----- Dataset
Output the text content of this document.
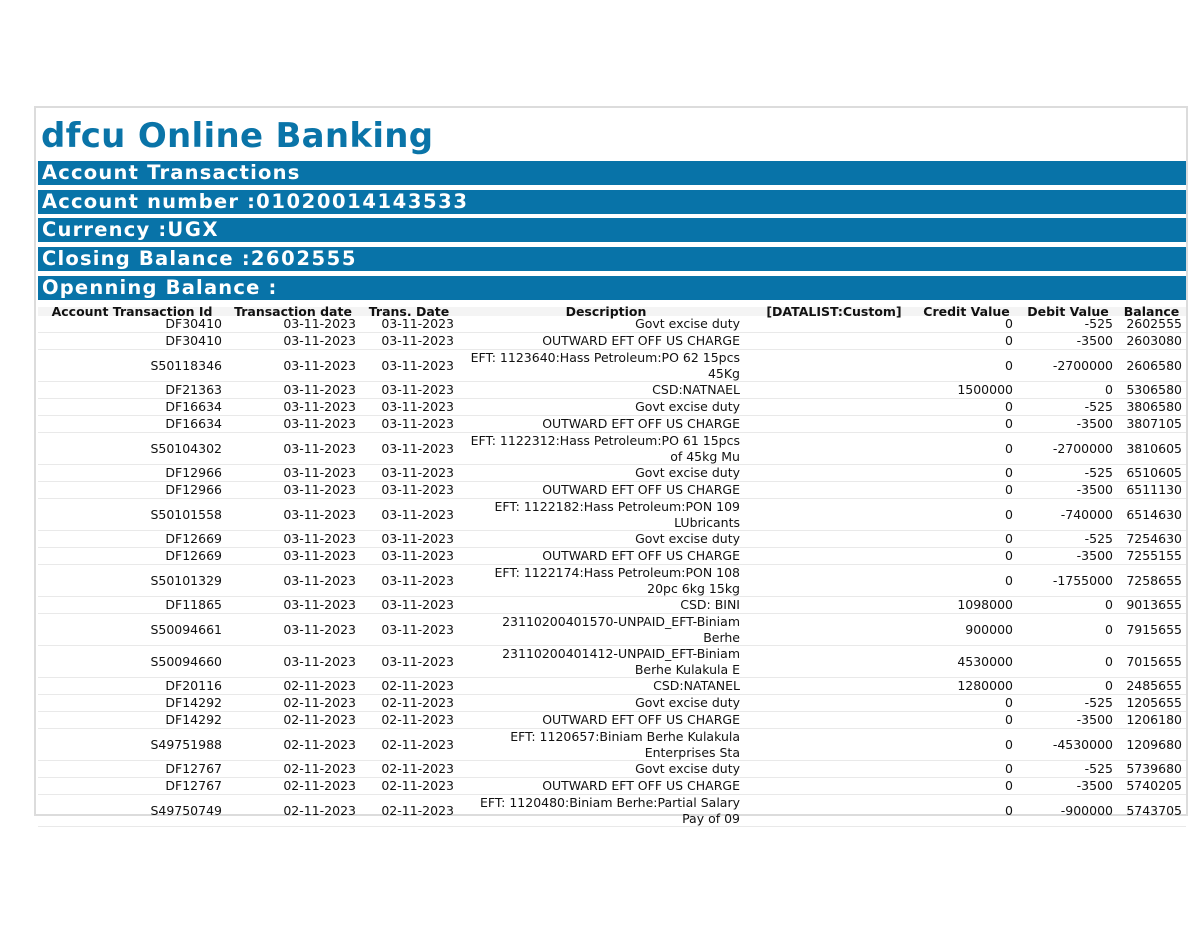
dfcu Online Banking
Account Transactions
Account number :01020014143533
Currency :UGX
Closing Balance :2602555
Openning Balance :
Account Transaction Id	Transaction date	Trans. Date	Description	[DATALIST:Custom]	Credit Value	Debit Value	Balance
DF30410	03-11-2023	03-11-2023	Govt excise duty		0	-525	2602555
DF30410	03-11-2023	03-11-2023	OUTWARD EFT OFF US CHARGE		0	-3500	2603080
S50118346	03-11-2023	03-11-2023	EFT: 1123640:Hass Petroleum:PO 62 15pcs 45Kg		0	-2700000	2606580
DF21363	03-11-2023	03-11-2023	CSD:NATNAEL		1500000	0	5306580
DF16634	03-11-2023	03-11-2023	Govt excise duty		0	-525	3806580
DF16634	03-11-2023	03-11-2023	OUTWARD EFT OFF US CHARGE		0	-3500	3807105
S50104302	03-11-2023	03-11-2023	EFT: 1122312:Hass Petroleum:PO 61 15pcs of 45kg Mu		0	-2700000	3810605
DF12966	03-11-2023	03-11-2023	Govt excise duty		0	-525	6510605
DF12966	03-11-2023	03-11-2023	OUTWARD EFT OFF US CHARGE		0	-3500	6511130
S50101558	03-11-2023	03-11-2023	EFT: 1122182:Hass Petroleum:PON 109 LUbricants		0	-740000	6514630
DF12669	03-11-2023	03-11-2023	Govt excise duty		0	-525	7254630
DF12669	03-11-2023	03-11-2023	OUTWARD EFT OFF US CHARGE		0	-3500	7255155
S50101329	03-11-2023	03-11-2023	EFT: 1122174:Hass Petroleum:PON 108 20pc 6kg 15kg		0	-1755000	7258655
DF11865	03-11-2023	03-11-2023	CSD: BINI		1098000	0	9013655
S50094661	03-11-2023	03-11-2023	23110200401570-UNPAID_EFT-Biniam Berhe		900000	0	7915655
S50094660	03-11-2023	03-11-2023	23110200401412-UNPAID_EFT-Biniam Berhe Kulakula E		4530000	0	7015655
DF20116	02-11-2023	02-11-2023	CSD:NATANEL		1280000	0	2485655
DF14292	02-11-2023	02-11-2023	Govt excise duty		0	-525	1205655
DF14292	02-11-2023	02-11-2023	OUTWARD EFT OFF US CHARGE		0	-3500	1206180
S49751988	02-11-2023	02-11-2023	EFT: 1120657:Biniam Berhe Kulakula Enterprises Sta		0	-4530000	1209680
DF12767	02-11-2023	02-11-2023	Govt excise duty		0	-525	5739680
DF12767	02-11-2023	02-11-2023	OUTWARD EFT OFF US CHARGE		0	-3500	5740205
S49750749	02-11-2023	02-11-2023	EFT: 1120480:Biniam Berhe:Partial Salary Pay of 09		0	-900000	5743705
----------
Set exercise:
Copy every line of the entries above in which "Hass" occurs.

Answer in full:
S50118346	03-11-2023	03-11-2023	EFT: 1123640:Hass Petroleum:PO 62 15pcs 45Kg		0	-2700000	2606580
S50104302	03-11-2023	03-11-2023	EFT: 1122312:Hass Petroleum:PO 61 15pcs of 45kg Mu		0	-2700000	3810605
S50101558	03-11-2023	03-11-2023	EFT: 1122182:Hass Petroleum:PON 109 LUbricants		0	-740000	6514630
S50101329	03-11-2023	03-11-2023	EFT: 1122174:Hass Petroleum:PON 108 20pc 6kg 15kg		0	-1755000	7258655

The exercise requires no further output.